---------- Excerpted data

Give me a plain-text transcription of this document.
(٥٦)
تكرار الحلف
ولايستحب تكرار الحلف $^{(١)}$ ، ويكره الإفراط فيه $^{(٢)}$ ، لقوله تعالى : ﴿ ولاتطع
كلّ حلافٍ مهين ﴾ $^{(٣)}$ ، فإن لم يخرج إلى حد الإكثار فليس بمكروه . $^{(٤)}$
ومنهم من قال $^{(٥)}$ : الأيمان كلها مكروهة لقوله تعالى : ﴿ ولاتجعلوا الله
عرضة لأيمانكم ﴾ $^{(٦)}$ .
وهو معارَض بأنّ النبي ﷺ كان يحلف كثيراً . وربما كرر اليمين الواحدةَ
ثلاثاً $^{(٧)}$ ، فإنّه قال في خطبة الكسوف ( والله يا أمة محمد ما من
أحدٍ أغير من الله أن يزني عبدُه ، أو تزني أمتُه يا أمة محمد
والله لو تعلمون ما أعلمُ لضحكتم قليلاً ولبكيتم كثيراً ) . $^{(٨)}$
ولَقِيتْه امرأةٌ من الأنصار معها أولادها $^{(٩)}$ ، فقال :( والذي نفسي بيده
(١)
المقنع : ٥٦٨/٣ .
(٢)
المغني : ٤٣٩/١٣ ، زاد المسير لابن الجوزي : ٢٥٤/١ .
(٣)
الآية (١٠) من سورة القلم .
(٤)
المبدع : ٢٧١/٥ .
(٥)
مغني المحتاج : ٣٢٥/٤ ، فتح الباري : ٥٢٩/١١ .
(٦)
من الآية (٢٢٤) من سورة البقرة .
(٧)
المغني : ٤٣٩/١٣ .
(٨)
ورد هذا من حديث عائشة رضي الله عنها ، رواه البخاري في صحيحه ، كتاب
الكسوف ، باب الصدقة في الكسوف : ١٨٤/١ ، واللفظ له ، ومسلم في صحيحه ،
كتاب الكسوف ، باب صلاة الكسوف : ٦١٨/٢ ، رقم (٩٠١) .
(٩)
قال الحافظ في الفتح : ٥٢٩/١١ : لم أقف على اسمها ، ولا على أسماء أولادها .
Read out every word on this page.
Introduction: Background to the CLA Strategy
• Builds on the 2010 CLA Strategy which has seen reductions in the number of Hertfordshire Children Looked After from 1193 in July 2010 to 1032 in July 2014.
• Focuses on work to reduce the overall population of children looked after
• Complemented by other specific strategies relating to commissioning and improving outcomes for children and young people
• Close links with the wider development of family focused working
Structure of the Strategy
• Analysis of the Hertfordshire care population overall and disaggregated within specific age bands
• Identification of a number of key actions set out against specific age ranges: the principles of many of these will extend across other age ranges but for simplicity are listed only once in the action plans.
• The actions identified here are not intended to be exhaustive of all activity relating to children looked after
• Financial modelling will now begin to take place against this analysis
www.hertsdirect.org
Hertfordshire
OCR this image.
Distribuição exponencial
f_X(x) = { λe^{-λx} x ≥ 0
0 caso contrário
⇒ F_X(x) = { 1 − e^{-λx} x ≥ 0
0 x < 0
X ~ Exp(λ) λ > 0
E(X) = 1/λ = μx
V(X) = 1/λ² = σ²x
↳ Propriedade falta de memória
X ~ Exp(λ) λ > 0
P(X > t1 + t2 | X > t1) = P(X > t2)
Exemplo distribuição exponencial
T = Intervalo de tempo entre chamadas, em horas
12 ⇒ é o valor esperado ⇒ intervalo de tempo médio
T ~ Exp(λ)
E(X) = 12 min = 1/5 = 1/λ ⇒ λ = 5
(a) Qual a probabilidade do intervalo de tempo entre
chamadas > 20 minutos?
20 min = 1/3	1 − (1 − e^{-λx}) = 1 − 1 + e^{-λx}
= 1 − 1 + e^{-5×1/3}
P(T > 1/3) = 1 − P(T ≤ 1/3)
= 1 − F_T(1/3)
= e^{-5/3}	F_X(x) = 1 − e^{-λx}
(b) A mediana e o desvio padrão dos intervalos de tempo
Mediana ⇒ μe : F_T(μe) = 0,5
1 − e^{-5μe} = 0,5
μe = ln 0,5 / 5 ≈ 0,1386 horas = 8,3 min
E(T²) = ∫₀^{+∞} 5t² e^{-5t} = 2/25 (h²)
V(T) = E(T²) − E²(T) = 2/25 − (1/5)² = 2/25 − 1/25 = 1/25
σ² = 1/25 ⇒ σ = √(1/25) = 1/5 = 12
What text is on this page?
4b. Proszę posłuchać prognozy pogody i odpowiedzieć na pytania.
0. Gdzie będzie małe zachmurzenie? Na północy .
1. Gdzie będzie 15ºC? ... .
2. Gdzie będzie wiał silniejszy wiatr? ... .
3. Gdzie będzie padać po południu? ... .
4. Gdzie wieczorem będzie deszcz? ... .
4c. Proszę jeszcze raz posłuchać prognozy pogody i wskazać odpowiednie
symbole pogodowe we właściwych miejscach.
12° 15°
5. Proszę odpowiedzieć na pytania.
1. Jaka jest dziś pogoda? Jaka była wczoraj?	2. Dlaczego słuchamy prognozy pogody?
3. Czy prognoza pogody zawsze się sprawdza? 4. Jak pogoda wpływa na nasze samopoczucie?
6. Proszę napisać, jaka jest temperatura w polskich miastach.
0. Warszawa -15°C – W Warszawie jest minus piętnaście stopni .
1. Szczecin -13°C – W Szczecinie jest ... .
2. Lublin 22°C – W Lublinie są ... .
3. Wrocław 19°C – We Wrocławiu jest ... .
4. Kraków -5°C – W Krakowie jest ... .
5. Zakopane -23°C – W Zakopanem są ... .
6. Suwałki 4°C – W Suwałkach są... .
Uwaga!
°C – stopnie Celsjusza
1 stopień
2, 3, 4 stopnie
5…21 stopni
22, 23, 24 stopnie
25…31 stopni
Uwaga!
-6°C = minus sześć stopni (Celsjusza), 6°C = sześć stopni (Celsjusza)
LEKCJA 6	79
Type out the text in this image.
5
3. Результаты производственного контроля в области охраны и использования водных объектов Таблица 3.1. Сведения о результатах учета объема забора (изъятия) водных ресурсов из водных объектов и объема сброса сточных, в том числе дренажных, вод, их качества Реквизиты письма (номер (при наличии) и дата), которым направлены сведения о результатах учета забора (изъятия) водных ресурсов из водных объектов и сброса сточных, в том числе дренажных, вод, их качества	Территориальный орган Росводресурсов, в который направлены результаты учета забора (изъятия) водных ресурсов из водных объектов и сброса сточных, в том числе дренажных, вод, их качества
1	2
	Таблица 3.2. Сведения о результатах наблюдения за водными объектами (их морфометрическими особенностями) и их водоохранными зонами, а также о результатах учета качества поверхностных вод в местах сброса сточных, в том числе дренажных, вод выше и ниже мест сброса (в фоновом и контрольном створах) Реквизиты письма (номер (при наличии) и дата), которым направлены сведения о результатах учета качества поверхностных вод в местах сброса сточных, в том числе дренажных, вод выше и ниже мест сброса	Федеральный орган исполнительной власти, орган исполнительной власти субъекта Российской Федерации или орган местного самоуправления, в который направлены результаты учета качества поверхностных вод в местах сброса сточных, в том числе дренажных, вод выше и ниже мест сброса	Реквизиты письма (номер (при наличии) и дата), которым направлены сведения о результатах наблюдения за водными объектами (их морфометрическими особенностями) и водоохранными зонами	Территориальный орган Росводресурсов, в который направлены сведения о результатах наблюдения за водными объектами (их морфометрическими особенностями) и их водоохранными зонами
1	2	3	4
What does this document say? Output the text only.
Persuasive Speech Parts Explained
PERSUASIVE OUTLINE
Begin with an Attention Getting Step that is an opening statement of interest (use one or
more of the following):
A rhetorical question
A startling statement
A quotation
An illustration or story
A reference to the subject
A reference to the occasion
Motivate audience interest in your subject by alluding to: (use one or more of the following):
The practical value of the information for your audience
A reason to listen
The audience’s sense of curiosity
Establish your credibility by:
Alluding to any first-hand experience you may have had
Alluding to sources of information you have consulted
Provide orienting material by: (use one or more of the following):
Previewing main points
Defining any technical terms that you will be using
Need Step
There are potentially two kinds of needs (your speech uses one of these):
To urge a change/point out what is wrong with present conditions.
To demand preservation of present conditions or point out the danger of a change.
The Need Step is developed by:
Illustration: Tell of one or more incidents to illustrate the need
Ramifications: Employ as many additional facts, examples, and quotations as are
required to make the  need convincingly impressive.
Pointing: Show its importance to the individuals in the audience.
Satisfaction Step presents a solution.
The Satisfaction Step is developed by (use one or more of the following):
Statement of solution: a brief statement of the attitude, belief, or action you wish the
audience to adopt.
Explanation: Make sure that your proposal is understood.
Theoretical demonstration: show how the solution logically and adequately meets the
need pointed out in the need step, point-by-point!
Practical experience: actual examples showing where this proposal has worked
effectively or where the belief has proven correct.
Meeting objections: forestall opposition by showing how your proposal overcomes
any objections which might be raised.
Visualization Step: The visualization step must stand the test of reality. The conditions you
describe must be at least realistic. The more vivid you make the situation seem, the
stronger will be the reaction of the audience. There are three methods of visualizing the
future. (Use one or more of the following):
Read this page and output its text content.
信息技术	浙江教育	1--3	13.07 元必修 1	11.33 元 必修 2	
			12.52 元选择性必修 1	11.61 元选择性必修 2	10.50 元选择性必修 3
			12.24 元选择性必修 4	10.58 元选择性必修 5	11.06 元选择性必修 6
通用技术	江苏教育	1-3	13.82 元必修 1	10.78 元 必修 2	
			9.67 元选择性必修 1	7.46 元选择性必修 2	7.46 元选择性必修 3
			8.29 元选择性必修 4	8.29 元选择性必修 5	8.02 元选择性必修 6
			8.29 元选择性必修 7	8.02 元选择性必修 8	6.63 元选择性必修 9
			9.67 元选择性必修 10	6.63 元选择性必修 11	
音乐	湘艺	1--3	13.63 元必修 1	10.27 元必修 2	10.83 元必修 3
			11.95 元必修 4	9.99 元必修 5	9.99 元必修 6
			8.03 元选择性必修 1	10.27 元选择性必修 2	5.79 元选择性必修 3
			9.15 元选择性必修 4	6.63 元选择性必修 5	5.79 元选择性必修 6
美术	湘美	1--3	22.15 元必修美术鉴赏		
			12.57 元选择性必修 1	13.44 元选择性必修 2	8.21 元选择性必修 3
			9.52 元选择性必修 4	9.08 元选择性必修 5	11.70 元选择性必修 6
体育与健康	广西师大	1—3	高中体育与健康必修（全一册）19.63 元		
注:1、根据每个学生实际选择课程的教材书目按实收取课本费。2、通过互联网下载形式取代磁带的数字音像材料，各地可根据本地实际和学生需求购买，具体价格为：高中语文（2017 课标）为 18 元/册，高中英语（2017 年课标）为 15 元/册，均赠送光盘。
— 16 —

--------------------

§ What the task asks
Extract, from the listing above, every line where the string "relating" occurs.

§ Correct output
• Complemented by other specific strategies relating to commissioning and improving outcomes for children and young people
• The actions identified here are not intended to be exhaustive of all activity relating to children looked after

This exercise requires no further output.